[WHAT THE TASK REQUIRES] Gather up every line from the entries below that uses the word "Belediyesi".
# START OF DATA EXCERPTS
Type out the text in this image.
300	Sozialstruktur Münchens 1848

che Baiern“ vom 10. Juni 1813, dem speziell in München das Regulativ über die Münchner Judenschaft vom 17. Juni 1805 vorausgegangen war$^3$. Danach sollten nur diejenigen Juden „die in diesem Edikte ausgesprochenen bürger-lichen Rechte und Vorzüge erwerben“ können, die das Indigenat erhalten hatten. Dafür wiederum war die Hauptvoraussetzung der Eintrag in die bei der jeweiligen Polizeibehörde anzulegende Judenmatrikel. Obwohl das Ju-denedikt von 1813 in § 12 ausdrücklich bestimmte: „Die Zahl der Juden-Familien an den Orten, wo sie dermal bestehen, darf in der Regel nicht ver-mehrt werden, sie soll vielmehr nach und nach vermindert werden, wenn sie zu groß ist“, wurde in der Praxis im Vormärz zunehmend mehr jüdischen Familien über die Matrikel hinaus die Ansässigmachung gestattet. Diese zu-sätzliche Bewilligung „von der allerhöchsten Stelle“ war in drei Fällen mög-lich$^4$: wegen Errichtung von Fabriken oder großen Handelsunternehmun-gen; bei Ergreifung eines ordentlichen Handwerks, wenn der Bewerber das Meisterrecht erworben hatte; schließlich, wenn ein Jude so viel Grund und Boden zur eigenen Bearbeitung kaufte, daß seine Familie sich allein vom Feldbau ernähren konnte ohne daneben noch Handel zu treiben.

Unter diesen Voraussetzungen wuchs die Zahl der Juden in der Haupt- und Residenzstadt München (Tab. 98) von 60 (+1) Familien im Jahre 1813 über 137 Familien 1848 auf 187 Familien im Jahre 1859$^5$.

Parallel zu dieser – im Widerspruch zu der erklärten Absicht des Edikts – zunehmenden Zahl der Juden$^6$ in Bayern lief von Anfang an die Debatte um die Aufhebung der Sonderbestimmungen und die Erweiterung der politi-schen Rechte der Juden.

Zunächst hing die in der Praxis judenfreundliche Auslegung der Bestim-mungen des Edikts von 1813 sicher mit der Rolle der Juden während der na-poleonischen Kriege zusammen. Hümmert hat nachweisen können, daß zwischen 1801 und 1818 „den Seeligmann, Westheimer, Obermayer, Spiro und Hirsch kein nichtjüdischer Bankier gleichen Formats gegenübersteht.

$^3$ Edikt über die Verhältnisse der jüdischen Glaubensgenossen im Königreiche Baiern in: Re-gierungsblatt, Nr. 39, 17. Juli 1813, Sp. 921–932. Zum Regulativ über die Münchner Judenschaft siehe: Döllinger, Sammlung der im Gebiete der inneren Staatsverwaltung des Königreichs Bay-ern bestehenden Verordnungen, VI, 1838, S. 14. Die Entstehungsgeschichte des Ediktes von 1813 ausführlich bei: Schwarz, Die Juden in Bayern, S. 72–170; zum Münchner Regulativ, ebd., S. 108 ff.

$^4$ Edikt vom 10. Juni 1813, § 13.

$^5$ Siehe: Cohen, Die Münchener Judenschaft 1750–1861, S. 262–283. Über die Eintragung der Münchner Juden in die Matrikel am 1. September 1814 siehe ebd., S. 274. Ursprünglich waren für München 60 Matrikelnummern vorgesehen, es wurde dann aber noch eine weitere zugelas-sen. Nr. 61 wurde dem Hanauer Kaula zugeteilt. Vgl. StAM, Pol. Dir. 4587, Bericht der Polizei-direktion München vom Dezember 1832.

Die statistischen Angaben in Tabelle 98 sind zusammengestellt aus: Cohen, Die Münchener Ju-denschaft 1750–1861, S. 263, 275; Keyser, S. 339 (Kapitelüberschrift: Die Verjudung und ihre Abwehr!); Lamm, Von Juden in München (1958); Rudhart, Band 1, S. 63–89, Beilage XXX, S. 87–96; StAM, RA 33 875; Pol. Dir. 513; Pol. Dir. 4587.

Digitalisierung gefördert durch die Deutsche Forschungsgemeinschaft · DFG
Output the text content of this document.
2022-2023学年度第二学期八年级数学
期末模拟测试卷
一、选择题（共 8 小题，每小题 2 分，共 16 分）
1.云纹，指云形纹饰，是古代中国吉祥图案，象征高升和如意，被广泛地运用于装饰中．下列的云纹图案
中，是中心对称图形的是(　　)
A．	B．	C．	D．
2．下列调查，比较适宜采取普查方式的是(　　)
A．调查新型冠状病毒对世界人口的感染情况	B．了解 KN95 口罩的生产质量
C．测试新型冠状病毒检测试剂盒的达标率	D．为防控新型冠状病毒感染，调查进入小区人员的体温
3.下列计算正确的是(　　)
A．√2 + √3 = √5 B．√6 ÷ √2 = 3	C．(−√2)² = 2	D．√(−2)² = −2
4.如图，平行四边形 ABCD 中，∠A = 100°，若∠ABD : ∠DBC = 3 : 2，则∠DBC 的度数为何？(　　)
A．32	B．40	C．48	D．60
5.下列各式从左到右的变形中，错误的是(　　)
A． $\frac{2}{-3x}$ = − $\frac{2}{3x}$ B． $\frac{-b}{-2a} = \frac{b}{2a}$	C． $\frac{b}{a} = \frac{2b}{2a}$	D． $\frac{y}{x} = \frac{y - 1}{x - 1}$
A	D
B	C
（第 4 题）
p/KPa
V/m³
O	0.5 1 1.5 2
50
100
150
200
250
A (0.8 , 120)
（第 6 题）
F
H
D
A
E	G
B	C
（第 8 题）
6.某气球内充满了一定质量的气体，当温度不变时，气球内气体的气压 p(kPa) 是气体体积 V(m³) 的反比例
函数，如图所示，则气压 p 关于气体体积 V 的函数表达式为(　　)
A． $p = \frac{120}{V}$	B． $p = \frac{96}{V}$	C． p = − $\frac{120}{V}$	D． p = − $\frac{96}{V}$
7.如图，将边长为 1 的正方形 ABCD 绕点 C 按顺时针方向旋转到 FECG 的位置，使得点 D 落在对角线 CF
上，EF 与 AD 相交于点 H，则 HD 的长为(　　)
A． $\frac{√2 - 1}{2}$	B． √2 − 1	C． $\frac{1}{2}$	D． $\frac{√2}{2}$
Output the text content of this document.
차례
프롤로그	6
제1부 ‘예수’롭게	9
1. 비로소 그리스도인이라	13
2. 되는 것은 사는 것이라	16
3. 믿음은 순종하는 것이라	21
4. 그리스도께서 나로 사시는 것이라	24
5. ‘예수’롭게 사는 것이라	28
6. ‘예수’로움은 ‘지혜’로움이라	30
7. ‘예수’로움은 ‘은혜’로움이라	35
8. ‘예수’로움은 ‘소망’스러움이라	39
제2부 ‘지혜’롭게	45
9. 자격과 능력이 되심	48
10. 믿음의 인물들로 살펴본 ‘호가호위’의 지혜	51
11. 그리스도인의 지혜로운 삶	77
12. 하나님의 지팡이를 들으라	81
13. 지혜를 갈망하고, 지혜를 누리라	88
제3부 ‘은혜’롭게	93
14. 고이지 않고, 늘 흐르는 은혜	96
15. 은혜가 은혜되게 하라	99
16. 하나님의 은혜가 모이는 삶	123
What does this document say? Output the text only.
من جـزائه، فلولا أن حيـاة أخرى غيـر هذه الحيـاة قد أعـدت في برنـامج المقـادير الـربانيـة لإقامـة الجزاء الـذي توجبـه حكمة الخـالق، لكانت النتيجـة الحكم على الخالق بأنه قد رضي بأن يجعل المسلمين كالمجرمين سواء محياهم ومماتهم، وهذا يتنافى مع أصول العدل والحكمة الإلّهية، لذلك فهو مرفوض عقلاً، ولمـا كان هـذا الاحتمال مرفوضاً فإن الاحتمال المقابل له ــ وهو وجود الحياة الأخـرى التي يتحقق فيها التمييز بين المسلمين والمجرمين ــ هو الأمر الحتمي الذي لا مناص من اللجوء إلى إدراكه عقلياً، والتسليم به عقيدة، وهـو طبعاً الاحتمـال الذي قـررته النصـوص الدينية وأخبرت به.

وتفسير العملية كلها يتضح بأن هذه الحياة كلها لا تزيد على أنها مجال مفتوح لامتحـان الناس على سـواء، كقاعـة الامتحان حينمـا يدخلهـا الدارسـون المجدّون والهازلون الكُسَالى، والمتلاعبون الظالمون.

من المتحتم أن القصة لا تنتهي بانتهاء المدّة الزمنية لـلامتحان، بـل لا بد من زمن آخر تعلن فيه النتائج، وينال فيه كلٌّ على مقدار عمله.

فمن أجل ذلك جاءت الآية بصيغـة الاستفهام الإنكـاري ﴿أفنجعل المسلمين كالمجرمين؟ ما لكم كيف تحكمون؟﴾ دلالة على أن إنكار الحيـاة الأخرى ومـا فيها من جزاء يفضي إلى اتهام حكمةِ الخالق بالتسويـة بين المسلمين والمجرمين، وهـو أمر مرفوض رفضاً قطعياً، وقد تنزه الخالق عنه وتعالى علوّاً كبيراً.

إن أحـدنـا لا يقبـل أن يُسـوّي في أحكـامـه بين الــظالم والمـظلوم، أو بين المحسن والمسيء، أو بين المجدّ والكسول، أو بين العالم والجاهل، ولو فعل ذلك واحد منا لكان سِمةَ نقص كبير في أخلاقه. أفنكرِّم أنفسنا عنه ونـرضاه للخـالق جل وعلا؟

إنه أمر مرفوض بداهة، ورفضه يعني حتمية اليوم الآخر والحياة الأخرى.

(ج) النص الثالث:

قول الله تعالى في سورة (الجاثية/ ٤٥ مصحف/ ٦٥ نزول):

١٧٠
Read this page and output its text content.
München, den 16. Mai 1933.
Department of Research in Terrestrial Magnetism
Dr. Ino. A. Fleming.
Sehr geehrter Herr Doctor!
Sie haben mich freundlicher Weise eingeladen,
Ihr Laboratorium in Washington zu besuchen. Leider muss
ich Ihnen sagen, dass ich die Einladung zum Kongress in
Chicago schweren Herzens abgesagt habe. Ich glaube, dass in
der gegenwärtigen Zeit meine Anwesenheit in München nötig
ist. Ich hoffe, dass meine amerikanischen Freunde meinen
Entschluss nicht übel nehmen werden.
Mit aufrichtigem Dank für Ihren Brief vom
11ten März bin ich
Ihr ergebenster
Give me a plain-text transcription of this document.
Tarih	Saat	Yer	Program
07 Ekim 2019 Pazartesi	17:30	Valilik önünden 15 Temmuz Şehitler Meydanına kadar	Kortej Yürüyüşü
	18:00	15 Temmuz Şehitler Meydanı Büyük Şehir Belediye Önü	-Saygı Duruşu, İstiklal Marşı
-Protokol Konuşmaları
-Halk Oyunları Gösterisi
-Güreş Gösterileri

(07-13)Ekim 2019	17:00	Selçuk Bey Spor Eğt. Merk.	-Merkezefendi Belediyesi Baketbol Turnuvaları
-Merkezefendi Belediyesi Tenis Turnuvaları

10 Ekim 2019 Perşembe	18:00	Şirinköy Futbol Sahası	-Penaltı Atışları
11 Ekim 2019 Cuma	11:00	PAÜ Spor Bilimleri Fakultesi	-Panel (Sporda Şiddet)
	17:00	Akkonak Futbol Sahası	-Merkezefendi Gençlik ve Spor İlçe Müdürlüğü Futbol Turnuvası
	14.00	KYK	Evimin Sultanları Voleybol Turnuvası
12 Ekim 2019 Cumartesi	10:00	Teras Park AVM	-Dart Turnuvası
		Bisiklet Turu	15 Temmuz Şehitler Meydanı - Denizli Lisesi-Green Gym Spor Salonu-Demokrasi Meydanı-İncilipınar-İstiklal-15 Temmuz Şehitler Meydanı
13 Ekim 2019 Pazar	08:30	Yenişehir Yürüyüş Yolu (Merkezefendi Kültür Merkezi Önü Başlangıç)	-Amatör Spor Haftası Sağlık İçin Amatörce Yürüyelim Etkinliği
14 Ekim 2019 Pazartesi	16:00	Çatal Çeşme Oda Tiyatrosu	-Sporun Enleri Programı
# END OF DATA EXCERPTS
[TASK OUTPUT]
(07-13)Ekim 2019	17:00	Selçuk Bey Spor Eğt. Merk.	-Merkezefendi Belediyesi Baketbol Turnuvaları
-Merkezefendi Belediyesi Tenis Turnuvaları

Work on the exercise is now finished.